— start of Information given —

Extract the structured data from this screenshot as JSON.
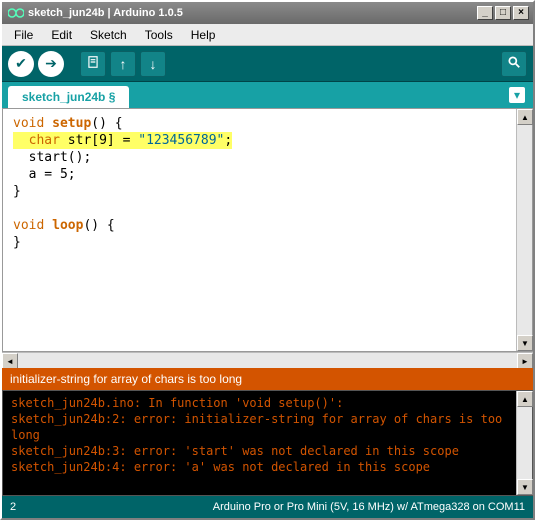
{
  "window": {
    "title": "sketch_jun24b | Arduino 1.0.5"
  },
  "menu": {
    "file": "File",
    "edit": "Edit",
    "sketch": "Sketch",
    "tools": "Tools",
    "help": "Help"
  },
  "tab": {
    "label": "sketch_jun24b §"
  },
  "code": {
    "l1a": "void",
    "l1b": "setup",
    "l1c": "() {",
    "l2a": "char",
    "l2b": " str[9] = ",
    "l2c": "\"123456789\"",
    "l2d": ";",
    "l3": "  start();",
    "l4": "  a = 5;",
    "l5": "}",
    "l6": "",
    "l7a": "void",
    "l7b": "loop",
    "l7c": "() {",
    "l8": "}"
  },
  "error": {
    "summary": "initializer-string for array of chars is too long"
  },
  "console": {
    "l1": "sketch_jun24b.ino: In function 'void setup()':",
    "l2": "sketch_jun24b:2: error: initializer-string for array of chars is too long",
    "l3": "sketch_jun24b:3: error: 'start' was not declared in this scope",
    "l4": "sketch_jun24b:4: error: 'a' was not declared in this scope"
  },
  "status": {
    "line": "2",
    "board": "Arduino Pro or Pro Mini (5V, 16 MHz) w/ ATmega328 on COM11"
  }
}
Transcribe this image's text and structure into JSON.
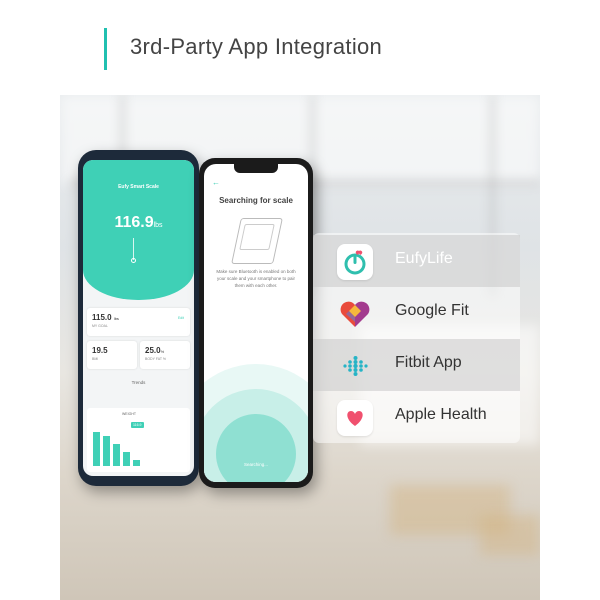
{
  "header": {
    "title": "3rd-Party App Integration"
  },
  "phone_left": {
    "app_name": "Eufy Smart Scale",
    "weight_value": "116.9",
    "weight_unit": "lbs",
    "goal_value": "115.0",
    "goal_unit": "lbs",
    "goal_label": "MY GOAL",
    "goal_action": "Edit",
    "bmi_value": "19.5",
    "bmi_label": "BMI",
    "bodyfat_value": "25.0",
    "bodyfat_unit": "%",
    "bodyfat_label": "BODY FAT %",
    "trends_title": "Trends",
    "chart_label": "WEIGHT",
    "chart_tip": "116.9"
  },
  "phone_right": {
    "back_glyph": "←",
    "screen_title": "Searching for scale",
    "message": "Make sure Bluetooth is enabled on both your scale and your smartphone to pair them with each other.",
    "status": "Searching..."
  },
  "integrations": [
    {
      "label": "EufyLife",
      "icon": "eufylife-icon",
      "accent": "#2fbfae"
    },
    {
      "label": "Google Fit",
      "icon": "google-fit-heart-icon",
      "accent": "#e94b3c"
    },
    {
      "label": "Fitbit App",
      "icon": "fitbit-dots-icon",
      "accent": "#26b4c6"
    },
    {
      "label": "Apple Health",
      "icon": "apple-health-heart-icon",
      "accent": "#f0506e"
    }
  ],
  "colors": {
    "brand_teal": "#3fd0b6",
    "title_bar": "#20c0b0"
  }
}
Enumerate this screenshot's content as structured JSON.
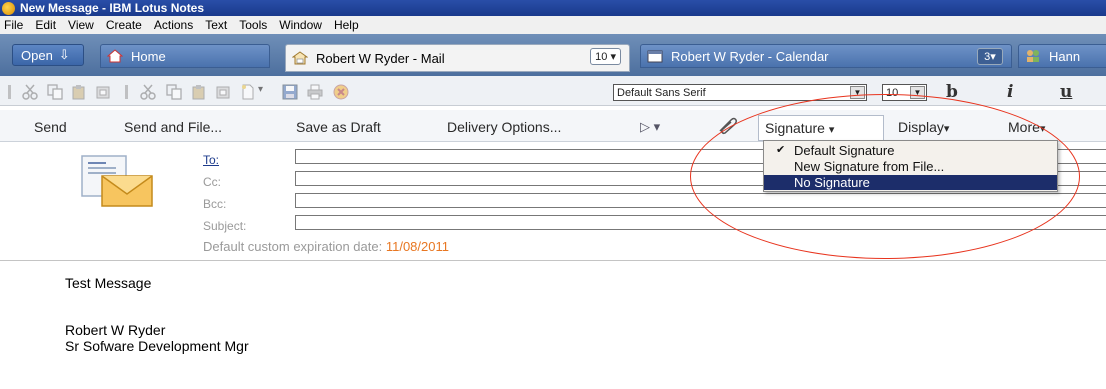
{
  "window": {
    "title": "New Message - IBM Lotus Notes"
  },
  "menubar": {
    "items": [
      "File",
      "Edit",
      "View",
      "Create",
      "Actions",
      "Text",
      "Tools",
      "Window",
      "Help"
    ]
  },
  "tabs": {
    "open_label": "Open",
    "home": "Home",
    "mail": {
      "label": "Robert W Ryder - Mail",
      "count": "10"
    },
    "calendar": {
      "label": "Robert W Ryder - Calendar",
      "count": "3"
    },
    "partial": "Hann"
  },
  "format": {
    "font": "Default Sans Serif",
    "size": "10",
    "bold": "b",
    "italic": "i",
    "underline": "u"
  },
  "actions": {
    "send": "Send",
    "send_file": "Send and File...",
    "save_draft": "Save as Draft",
    "delivery": "Delivery Options...",
    "signature": "Signature",
    "display": "Display",
    "more": "More"
  },
  "signature_menu": {
    "items": [
      "Default Signature",
      "New Signature from File...",
      "No Signature"
    ],
    "checked": "Default Signature",
    "highlighted": "No Signature"
  },
  "address": {
    "to": "To:",
    "cc": "Cc:",
    "bcc": "Bcc:",
    "subject": "Subject:",
    "expiry_label": "Default custom expiration date:",
    "expiry_date": "11/08/2011"
  },
  "body": {
    "line1": "Test Message",
    "line2": "Robert W Ryder",
    "line3": "Sr Sofware Development Mgr"
  },
  "colors": {
    "annotation": "#e8341e",
    "menu_highlight": "#1c2d6a",
    "expiry_date": "#e87722",
    "link": "#1d3b8c"
  }
}
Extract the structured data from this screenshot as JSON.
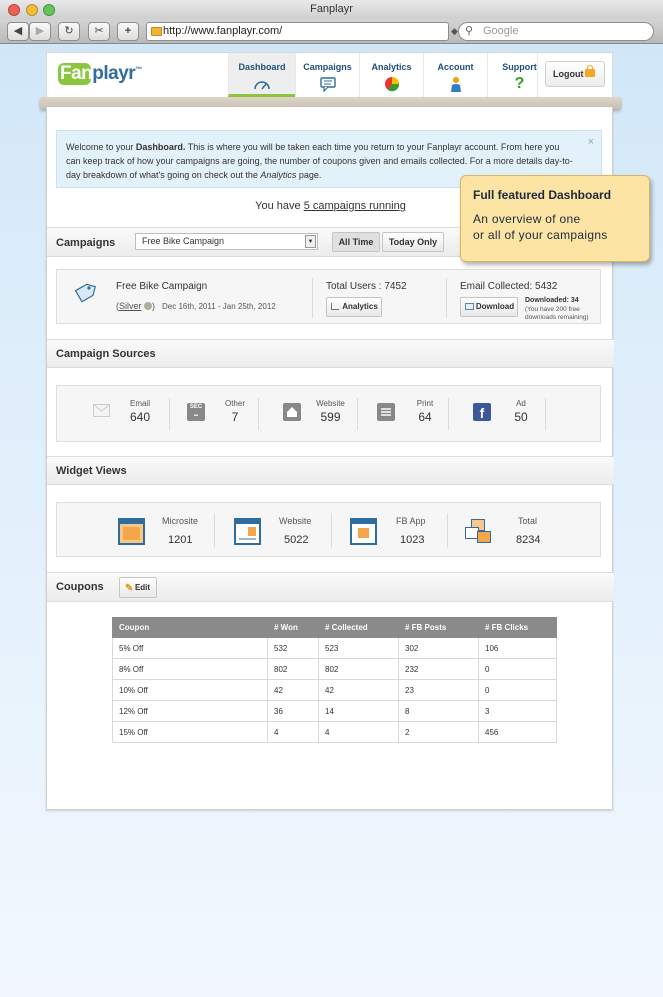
{
  "window": {
    "title": "Fanplayr"
  },
  "browser": {
    "url": "http://www.fanplayr.com/",
    "search_placeholder": "Google"
  },
  "logo": {
    "text": "Fanplayr",
    "tm": "™"
  },
  "nav": {
    "items": [
      {
        "label": "Dashboard",
        "icon": "speedometer-icon"
      },
      {
        "label": "Campaigns",
        "icon": "chat-bubble-icon"
      },
      {
        "label": "Analytics",
        "icon": "pie-chart-icon"
      },
      {
        "label": "Account",
        "icon": "user-icon"
      },
      {
        "label": "Support",
        "icon": "question-icon"
      }
    ],
    "logout_label": "Logout"
  },
  "welcome": {
    "p1": "Welcome to your ",
    "bold": "Dashboard.",
    "p2": " This is where you will be taken each time you return to your Fanplayr account. From here you can keep track of how your campaigns are going, the number of coupons given and emails collected. For a more details day-to-day breakdown of what's going on check out the ",
    "italic": "Analytics",
    "p3": " page.",
    "close": "×"
  },
  "running": {
    "prefix": "You have ",
    "link": "5 campaigns running"
  },
  "campaigns_bar": {
    "title": "Campaigns",
    "selected": "Free Bike Campaign",
    "all_time": "All Time",
    "today_only": "Today Only"
  },
  "campaign": {
    "name": "Free Bike Campaign",
    "level": "Silver",
    "dates": "Dec 16th, 2011 - Jan 25th, 2012",
    "total_users_label": "Total Users : 7452",
    "analytics_btn": "Analytics",
    "email_collected_label": "Email Collected: 5432",
    "download_btn": "Download",
    "downloaded": "Downloaded: 34",
    "remaining": "(You have 200 free downloads remaining)"
  },
  "sources": {
    "title": "Campaign Sources",
    "items": [
      {
        "label": "Email",
        "value": "640",
        "icon": "envelope-icon"
      },
      {
        "label": "Other",
        "value": "7",
        "icon": "qr-code-icon"
      },
      {
        "label": "Website",
        "value": "599",
        "icon": "home-icon"
      },
      {
        "label": "Print",
        "value": "64",
        "icon": "document-icon"
      },
      {
        "label": "Ad",
        "value": "50",
        "icon": "facebook-icon"
      }
    ]
  },
  "widgets": {
    "title": "Widget Views",
    "items": [
      {
        "label": "Microsite",
        "value": "1201",
        "icon": "microsite-icon"
      },
      {
        "label": "Website",
        "value": "5022",
        "icon": "website-icon"
      },
      {
        "label": "FB App",
        "value": "1023",
        "icon": "fb-app-icon"
      },
      {
        "label": "Total",
        "value": "8234",
        "icon": "total-windows-icon"
      }
    ]
  },
  "coupons": {
    "title": "Coupons",
    "edit_label": "Edit",
    "headers": [
      "Coupon",
      "# Won",
      "# Collected",
      "# FB Posts",
      "# FB Clicks"
    ],
    "rows": [
      [
        "5% Off",
        "532",
        "523",
        "302",
        "106"
      ],
      [
        "8% Off",
        "802",
        "802",
        "232",
        "0"
      ],
      [
        "10% Off",
        "42",
        "42",
        "23",
        "0"
      ],
      [
        "12% Off",
        "36",
        "14",
        "8",
        "3"
      ],
      [
        "15% Off",
        "4",
        "4",
        "2",
        "456"
      ]
    ]
  },
  "tooltip": {
    "title": "Full featured Dashboard",
    "line1": "An overview of one",
    "line2": "or all of your campaigns"
  },
  "colors": {
    "accent_green": "#8cc63f",
    "nav_blue": "#1f4f7a",
    "tooltip_bg": "#fbe4a4"
  }
}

— end of Information given —

Print the listing above in full, exactly as written. Omit any pictures.

Extract the structured data from this screenshot as JSON.
{
  "window": {
    "title": "sketch_jun24b | Arduino 1.0.5"
  },
  "menu": {
    "file": "File",
    "edit": "Edit",
    "sketch": "Sketch",
    "tools": "Tools",
    "help": "Help"
  },
  "tab": {
    "label": "sketch_jun24b §"
  },
  "code": {
    "l1a": "void",
    "l1b": "setup",
    "l1c": "() {",
    "l2a": "char",
    "l2b": " str[9] = ",
    "l2c": "\"123456789\"",
    "l2d": ";",
    "l3": "  start();",
    "l4": "  a = 5;",
    "l5": "}",
    "l6": "",
    "l7a": "void",
    "l7b": "loop",
    "l7c": "() {",
    "l8": "}"
  },
  "error": {
    "summary": "initializer-string for array of chars is too long"
  },
  "console": {
    "l1": "sketch_jun24b.ino: In function 'void setup()':",
    "l2": "sketch_jun24b:2: error: initializer-string for array of chars is too long",
    "l3": "sketch_jun24b:3: error: 'start' was not declared in this scope",
    "l4": "sketch_jun24b:4: error: 'a' was not declared in this scope"
  },
  "status": {
    "line": "2",
    "board": "Arduino Pro or Pro Mini (5V, 16 MHz) w/ ATmega328 on COM11"
  }
}
Transcribe this image's text and structure into JSON.
{
  "header": {
    "title": "3rd-Party App Integration"
  },
  "phone_left": {
    "app_name": "Eufy Smart Scale",
    "weight_value": "116.9",
    "weight_unit": "lbs",
    "goal_value": "115.0",
    "goal_unit": "lbs",
    "goal_label": "MY GOAL",
    "goal_action": "Edit",
    "bmi_value": "19.5",
    "bmi_label": "BMI",
    "bodyfat_value": "25.0",
    "bodyfat_unit": "%",
    "bodyfat_label": "BODY FAT %",
    "trends_title": "Trends",
    "chart_label": "WEIGHT",
    "chart_tip": "116.9"
  },
  "phone_right": {
    "back_glyph": "←",
    "screen_title": "Searching for scale",
    "message": "Make sure Bluetooth is enabled on both your scale and your smartphone to pair them with each other.",
    "status": "Searching..."
  },
  "integrations": [
    {
      "label": "EufyLife",
      "icon": "eufylife-icon",
      "accent": "#2fbfae"
    },
    {
      "label": "Google Fit",
      "icon": "google-fit-heart-icon",
      "accent": "#e94b3c"
    },
    {
      "label": "Fitbit App",
      "icon": "fitbit-dots-icon",
      "accent": "#26b4c6"
    },
    {
      "label": "Apple Health",
      "icon": "apple-health-heart-icon",
      "accent": "#f0506e"
    }
  ],
  "colors": {
    "brand_teal": "#3fd0b6",
    "title_bar": "#20c0b0"
  }
}
Enumerate this screenshot's content as structured JSON.
{
  "window": {
    "title": "New Message - IBM Lotus Notes"
  },
  "menubar": {
    "items": [
      "File",
      "Edit",
      "View",
      "Create",
      "Actions",
      "Text",
      "Tools",
      "Window",
      "Help"
    ]
  },
  "tabs": {
    "open_label": "Open",
    "home": "Home",
    "mail": {
      "label": "Robert W Ryder - Mail",
      "count": "10"
    },
    "calendar": {
      "label": "Robert W Ryder - Calendar",
      "count": "3"
    },
    "partial": "Hann"
  },
  "format": {
    "font": "Default Sans Serif",
    "size": "10",
    "bold": "b",
    "italic": "i",
    "underline": "u"
  },
  "actions": {
    "send": "Send",
    "send_file": "Send and File...",
    "save_draft": "Save as Draft",
    "delivery": "Delivery Options...",
    "signature": "Signature",
    "display": "Display",
    "more": "More"
  },
  "signature_menu": {
    "items": [
      "Default Signature",
      "New Signature from File...",
      "No Signature"
    ],
    "checked": "Default Signature",
    "highlighted": "No Signature"
  },
  "address": {
    "to": "To:",
    "cc": "Cc:",
    "bcc": "Bcc:",
    "subject": "Subject:",
    "expiry_label": "Default custom expiration date:",
    "expiry_date": "11/08/2011"
  },
  "body": {
    "line1": "Test Message",
    "line2": "Robert W Ryder",
    "line3": "Sr Sofware Development Mgr"
  },
  "colors": {
    "annotation": "#e8341e",
    "menu_highlight": "#1c2d6a",
    "expiry_date": "#e87722",
    "link": "#1d3b8c"
  }
}
Extract the structured data from this screenshot as JSON.
{
  "window": {
    "title": "Fanplayr"
  },
  "browser": {
    "url": "http://www.fanplayr.com/",
    "search_placeholder": "Google"
  },
  "logo": {
    "text": "Fanplayr",
    "tm": "™"
  },
  "nav": {
    "items": [
      {
        "label": "Dashboard",
        "icon": "speedometer-icon"
      },
      {
        "label": "Campaigns",
        "icon": "chat-bubble-icon"
      },
      {
        "label": "Analytics",
        "icon": "pie-chart-icon"
      },
      {
        "label": "Account",
        "icon": "user-icon"
      },
      {
        "label": "Support",
        "icon": "question-icon"
      }
    ],
    "logout_label": "Logout"
  },
  "welcome": {
    "p1": "Welcome to your ",
    "bold": "Dashboard.",
    "p2": " This is where you will be taken each time you return to your Fanplayr account. From here you can keep track of how your campaigns are going, the number of coupons given and emails collected. For a more details day-to-day breakdown of what's going on check out the ",
    "italic": "Analytics",
    "p3": " page.",
    "close": "×"
  },
  "running": {
    "prefix": "You have ",
    "link": "5 campaigns running"
  },
  "campaigns_bar": {
    "title": "Campaigns",
    "selected": "Free Bike Campaign",
    "all_time": "All Time",
    "today_only": "Today Only"
  },
  "campaign": {
    "name": "Free Bike Campaign",
    "level": "Silver",
    "dates": "Dec 16th, 2011 - Jan 25th, 2012",
    "total_users_label": "Total Users : 7452",
    "analytics_btn": "Analytics",
    "email_collected_label": "Email Collected: 5432",
    "download_btn": "Download",
    "downloaded": "Downloaded: 34",
    "remaining": "(You have 200 free downloads remaining)"
  },
  "sources": {
    "title": "Campaign Sources",
    "items": [
      {
        "label": "Email",
        "value": "640",
        "icon": "envelope-icon"
      },
      {
        "label": "Other",
        "value": "7",
        "icon": "qr-code-icon"
      },
      {
        "label": "Website",
        "value": "599",
        "icon": "home-icon"
      },
      {
        "label": "Print",
        "value": "64",
        "icon": "document-icon"
      },
      {
        "label": "Ad",
        "value": "50",
        "icon": "facebook-icon"
      }
    ]
  },
  "widgets": {
    "title": "Widget Views",
    "items": [
      {
        "label": "Microsite",
        "value": "1201",
        "icon": "microsite-icon"
      },
      {
        "label": "Website",
        "value": "5022",
        "icon": "website-icon"
      },
      {
        "label": "FB App",
        "value": "1023",
        "icon": "fb-app-icon"
      },
      {
        "label": "Total",
        "value": "8234",
        "icon": "total-windows-icon"
      }
    ]
  },
  "coupons": {
    "title": "Coupons",
    "edit_label": "Edit",
    "headers": [
      "Coupon",
      "# Won",
      "# Collected",
      "# FB Posts",
      "# FB Clicks"
    ],
    "rows": [
      [
        "5% Off",
        "532",
        "523",
        "302",
        "106"
      ],
      [
        "8% Off",
        "802",
        "802",
        "232",
        "0"
      ],
      [
        "10% Off",
        "42",
        "42",
        "23",
        "0"
      ],
      [
        "12% Off",
        "36",
        "14",
        "8",
        "3"
      ],
      [
        "15% Off",
        "4",
        "4",
        "2",
        "456"
      ]
    ]
  },
  "tooltip": {
    "title": "Full featured Dashboard",
    "line1": "An overview of one",
    "line2": "or all of your campaigns"
  },
  "colors": {
    "accent_green": "#8cc63f",
    "nav_blue": "#1f4f7a",
    "tooltip_bg": "#fbe4a4"
  }
}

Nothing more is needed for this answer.